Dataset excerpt
★ ★ ★ ★

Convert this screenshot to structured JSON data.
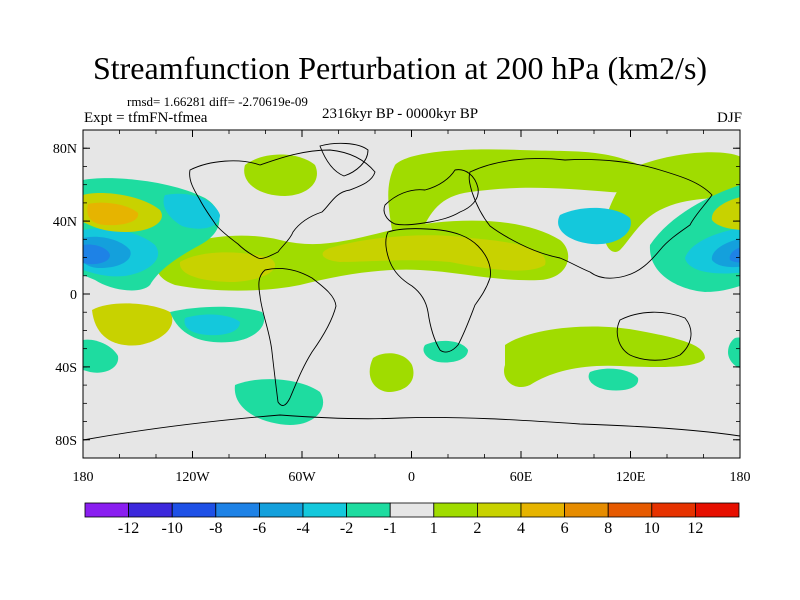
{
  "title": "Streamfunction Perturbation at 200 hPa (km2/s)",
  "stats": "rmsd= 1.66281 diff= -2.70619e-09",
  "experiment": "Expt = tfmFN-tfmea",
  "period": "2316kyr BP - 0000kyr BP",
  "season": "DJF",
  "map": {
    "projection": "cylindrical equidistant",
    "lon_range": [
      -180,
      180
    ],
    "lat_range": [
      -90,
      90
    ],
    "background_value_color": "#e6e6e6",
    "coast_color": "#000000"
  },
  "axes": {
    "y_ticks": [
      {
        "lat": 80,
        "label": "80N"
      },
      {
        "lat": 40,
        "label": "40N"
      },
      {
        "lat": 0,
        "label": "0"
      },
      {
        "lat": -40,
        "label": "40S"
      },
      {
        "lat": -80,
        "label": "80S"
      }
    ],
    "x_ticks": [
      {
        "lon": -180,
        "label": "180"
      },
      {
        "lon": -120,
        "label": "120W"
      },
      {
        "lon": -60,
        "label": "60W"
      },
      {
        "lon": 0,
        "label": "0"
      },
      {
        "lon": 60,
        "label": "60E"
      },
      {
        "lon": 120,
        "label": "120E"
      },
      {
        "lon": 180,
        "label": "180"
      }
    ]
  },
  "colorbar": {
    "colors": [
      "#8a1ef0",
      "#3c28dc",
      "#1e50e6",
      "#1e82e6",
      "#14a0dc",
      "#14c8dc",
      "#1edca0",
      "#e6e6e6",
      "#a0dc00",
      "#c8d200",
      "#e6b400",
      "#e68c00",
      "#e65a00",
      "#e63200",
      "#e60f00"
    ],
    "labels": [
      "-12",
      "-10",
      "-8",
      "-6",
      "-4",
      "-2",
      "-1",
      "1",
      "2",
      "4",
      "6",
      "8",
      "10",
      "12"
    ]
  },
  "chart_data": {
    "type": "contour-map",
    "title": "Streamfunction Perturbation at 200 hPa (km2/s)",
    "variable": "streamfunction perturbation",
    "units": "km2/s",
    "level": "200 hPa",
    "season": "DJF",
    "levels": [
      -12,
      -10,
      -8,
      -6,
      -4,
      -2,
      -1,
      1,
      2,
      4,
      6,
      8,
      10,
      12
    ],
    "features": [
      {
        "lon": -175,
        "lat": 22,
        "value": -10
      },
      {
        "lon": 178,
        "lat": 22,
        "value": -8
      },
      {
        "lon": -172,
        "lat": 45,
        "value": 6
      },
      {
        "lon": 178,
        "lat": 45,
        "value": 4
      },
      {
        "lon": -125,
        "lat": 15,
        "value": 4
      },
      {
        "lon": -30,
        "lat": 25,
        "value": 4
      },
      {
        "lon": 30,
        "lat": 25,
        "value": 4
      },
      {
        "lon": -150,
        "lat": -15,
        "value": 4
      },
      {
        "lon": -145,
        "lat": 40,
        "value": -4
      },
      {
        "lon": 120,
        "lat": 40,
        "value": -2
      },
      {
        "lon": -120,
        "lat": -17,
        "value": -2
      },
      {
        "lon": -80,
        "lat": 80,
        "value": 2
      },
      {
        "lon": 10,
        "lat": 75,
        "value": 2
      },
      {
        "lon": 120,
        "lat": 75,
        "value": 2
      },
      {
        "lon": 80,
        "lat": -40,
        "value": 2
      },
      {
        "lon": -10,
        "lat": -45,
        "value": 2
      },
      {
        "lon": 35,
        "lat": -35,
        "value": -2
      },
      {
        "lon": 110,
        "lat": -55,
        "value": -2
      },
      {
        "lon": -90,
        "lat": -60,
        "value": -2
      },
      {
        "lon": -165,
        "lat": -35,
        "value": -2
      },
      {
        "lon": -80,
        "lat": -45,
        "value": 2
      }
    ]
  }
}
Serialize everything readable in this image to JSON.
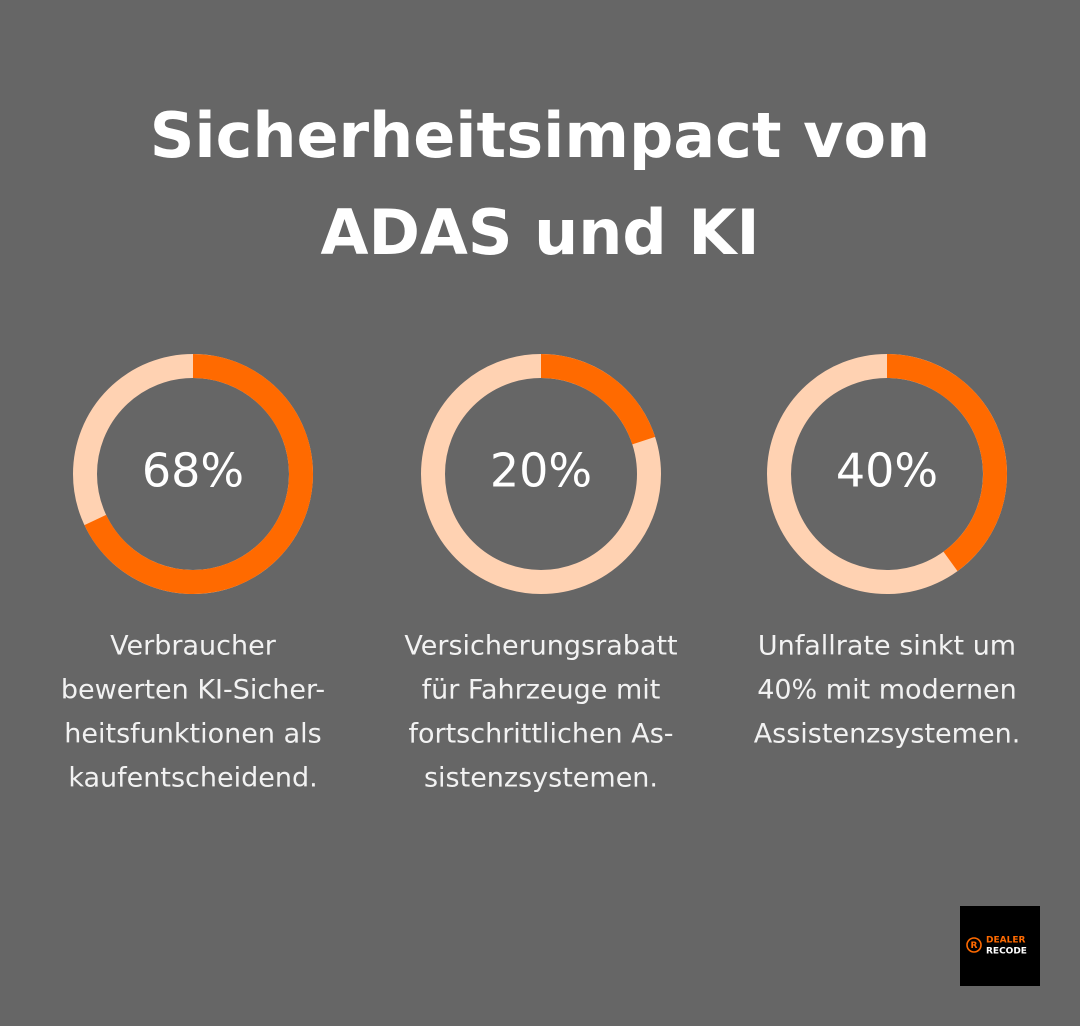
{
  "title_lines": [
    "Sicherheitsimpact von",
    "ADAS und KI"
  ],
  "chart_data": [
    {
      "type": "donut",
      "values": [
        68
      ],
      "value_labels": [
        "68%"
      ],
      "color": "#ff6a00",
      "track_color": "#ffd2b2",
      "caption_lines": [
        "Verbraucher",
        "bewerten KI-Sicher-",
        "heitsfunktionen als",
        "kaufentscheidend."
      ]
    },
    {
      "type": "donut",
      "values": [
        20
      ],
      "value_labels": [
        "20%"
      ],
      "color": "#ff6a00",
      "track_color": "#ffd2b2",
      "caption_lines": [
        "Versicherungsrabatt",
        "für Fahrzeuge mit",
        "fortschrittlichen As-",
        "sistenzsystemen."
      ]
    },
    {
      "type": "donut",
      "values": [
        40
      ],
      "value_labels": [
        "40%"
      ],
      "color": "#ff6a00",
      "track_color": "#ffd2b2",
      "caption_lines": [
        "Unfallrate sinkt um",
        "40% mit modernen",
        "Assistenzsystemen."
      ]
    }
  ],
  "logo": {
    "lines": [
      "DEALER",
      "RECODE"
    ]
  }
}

★ ★ ★ ★

THE EXERCISE ->
Are you able to set down all the lines above exactly, without any pictures?

ANSWER TO THIS TASK ->
Convert this screenshot to structured JSON data.
{
  "title": "Streamfunction Perturbation at 200 hPa (km2/s)",
  "stats": "rmsd= 1.66281 diff= -2.70619e-09",
  "experiment": "Expt = tfmFN-tfmea",
  "period": "2316kyr BP - 0000kyr BP",
  "season": "DJF",
  "map": {
    "projection": "cylindrical equidistant",
    "lon_range": [
      -180,
      180
    ],
    "lat_range": [
      -90,
      90
    ],
    "background_value_color": "#e6e6e6",
    "coast_color": "#000000"
  },
  "axes": {
    "y_ticks": [
      {
        "lat": 80,
        "label": "80N"
      },
      {
        "lat": 40,
        "label": "40N"
      },
      {
        "lat": 0,
        "label": "0"
      },
      {
        "lat": -40,
        "label": "40S"
      },
      {
        "lat": -80,
        "label": "80S"
      }
    ],
    "x_ticks": [
      {
        "lon": -180,
        "label": "180"
      },
      {
        "lon": -120,
        "label": "120W"
      },
      {
        "lon": -60,
        "label": "60W"
      },
      {
        "lon": 0,
        "label": "0"
      },
      {
        "lon": 60,
        "label": "60E"
      },
      {
        "lon": 120,
        "label": "120E"
      },
      {
        "lon": 180,
        "label": "180"
      }
    ]
  },
  "colorbar": {
    "colors": [
      "#8a1ef0",
      "#3c28dc",
      "#1e50e6",
      "#1e82e6",
      "#14a0dc",
      "#14c8dc",
      "#1edca0",
      "#e6e6e6",
      "#a0dc00",
      "#c8d200",
      "#e6b400",
      "#e68c00",
      "#e65a00",
      "#e63200",
      "#e60f00"
    ],
    "labels": [
      "-12",
      "-10",
      "-8",
      "-6",
      "-4",
      "-2",
      "-1",
      "1",
      "2",
      "4",
      "6",
      "8",
      "10",
      "12"
    ]
  },
  "chart_data": {
    "type": "contour-map",
    "title": "Streamfunction Perturbation at 200 hPa (km2/s)",
    "variable": "streamfunction perturbation",
    "units": "km2/s",
    "level": "200 hPa",
    "season": "DJF",
    "levels": [
      -12,
      -10,
      -8,
      -6,
      -4,
      -2,
      -1,
      1,
      2,
      4,
      6,
      8,
      10,
      12
    ],
    "features": [
      {
        "lon": -175,
        "lat": 22,
        "value": -10
      },
      {
        "lon": 178,
        "lat": 22,
        "value": -8
      },
      {
        "lon": -172,
        "lat": 45,
        "value": 6
      },
      {
        "lon": 178,
        "lat": 45,
        "value": 4
      },
      {
        "lon": -125,
        "lat": 15,
        "value": 4
      },
      {
        "lon": -30,
        "lat": 25,
        "value": 4
      },
      {
        "lon": 30,
        "lat": 25,
        "value": 4
      },
      {
        "lon": -150,
        "lat": -15,
        "value": 4
      },
      {
        "lon": -145,
        "lat": 40,
        "value": -4
      },
      {
        "lon": 120,
        "lat": 40,
        "value": -2
      },
      {
        "lon": -120,
        "lat": -17,
        "value": -2
      },
      {
        "lon": -80,
        "lat": 80,
        "value": 2
      },
      {
        "lon": 10,
        "lat": 75,
        "value": 2
      },
      {
        "lon": 120,
        "lat": 75,
        "value": 2
      },
      {
        "lon": 80,
        "lat": -40,
        "value": 2
      },
      {
        "lon": -10,
        "lat": -45,
        "value": 2
      },
      {
        "lon": 35,
        "lat": -35,
        "value": -2
      },
      {
        "lon": 110,
        "lat": -55,
        "value": -2
      },
      {
        "lon": -90,
        "lat": -60,
        "value": -2
      },
      {
        "lon": -165,
        "lat": -35,
        "value": -2
      },
      {
        "lon": -80,
        "lat": -45,
        "value": 2
      }
    ]
  }
}
Serialize everything readable in this image to JSON.
{
  "title_lines": [
    "Sicherheitsimpact von",
    "ADAS und KI"
  ],
  "chart_data": [
    {
      "type": "donut",
      "values": [
        68
      ],
      "value_labels": [
        "68%"
      ],
      "color": "#ff6a00",
      "track_color": "#ffd2b2",
      "caption_lines": [
        "Verbraucher",
        "bewerten KI-Sicher-",
        "heitsfunktionen als",
        "kaufentscheidend."
      ]
    },
    {
      "type": "donut",
      "values": [
        20
      ],
      "value_labels": [
        "20%"
      ],
      "color": "#ff6a00",
      "track_color": "#ffd2b2",
      "caption_lines": [
        "Versicherungsrabatt",
        "für Fahrzeuge mit",
        "fortschrittlichen As-",
        "sistenzsystemen."
      ]
    },
    {
      "type": "donut",
      "values": [
        40
      ],
      "value_labels": [
        "40%"
      ],
      "color": "#ff6a00",
      "track_color": "#ffd2b2",
      "caption_lines": [
        "Unfallrate sinkt um",
        "40% mit modernen",
        "Assistenzsystemen."
      ]
    }
  ],
  "logo": {
    "lines": [
      "DEALER",
      "RECODE"
    ]
  }
}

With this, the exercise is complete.